> [WHAT THE TASK ASKS] The entries below are to be repeated exactly as they stand.

> [EXERCISE INPUTS]

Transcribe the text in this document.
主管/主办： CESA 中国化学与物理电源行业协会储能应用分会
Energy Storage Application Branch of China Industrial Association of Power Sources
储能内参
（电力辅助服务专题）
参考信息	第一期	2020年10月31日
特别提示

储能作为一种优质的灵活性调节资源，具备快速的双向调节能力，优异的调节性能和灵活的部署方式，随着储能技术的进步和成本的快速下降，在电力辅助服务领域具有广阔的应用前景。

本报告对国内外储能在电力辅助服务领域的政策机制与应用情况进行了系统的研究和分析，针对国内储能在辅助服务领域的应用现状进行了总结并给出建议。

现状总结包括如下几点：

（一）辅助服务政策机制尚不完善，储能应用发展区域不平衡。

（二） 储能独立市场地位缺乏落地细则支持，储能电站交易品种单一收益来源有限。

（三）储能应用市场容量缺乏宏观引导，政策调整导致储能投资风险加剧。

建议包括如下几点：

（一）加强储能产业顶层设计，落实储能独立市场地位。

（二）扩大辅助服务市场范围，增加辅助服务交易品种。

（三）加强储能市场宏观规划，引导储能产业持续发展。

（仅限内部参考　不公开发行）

> [RESULT OF THE TASK]
Transcribe the text in this document.
主管/主办： CESA 中国化学与物理电源行业协会储能应用分会
Energy Storage Application Branch of China Industrial Association of Power Sources
储能内参
（电力辅助服务专题）
参考信息	第一期	2020年10月31日
特别提示

储能作为一种优质的灵活性调节资源，具备快速的双向调节能力，优异的调节性能和灵活的部署方式，随着储能技术的进步和成本的快速下降，在电力辅助服务领域具有广阔的应用前景。

本报告对国内外储能在电力辅助服务领域的政策机制与应用情况进行了系统的研究和分析，针对国内储能在辅助服务领域的应用现状进行了总结并给出建议。

现状总结包括如下几点：

（一）辅助服务政策机制尚不完善，储能应用发展区域不平衡。

（二） 储能独立市场地位缺乏落地细则支持，储能电站交易品种单一收益来源有限。

（三）储能应用市场容量缺乏宏观引导，政策调整导致储能投资风险加剧。

建议包括如下几点：

（一）加强储能产业顶层设计，落实储能独立市场地位。

（二）扩大辅助服务市场范围，增加辅助服务交易品种。

（三）加强储能市场宏观规划，引导储能产业持续发展。

（仅限内部参考　不公开发行）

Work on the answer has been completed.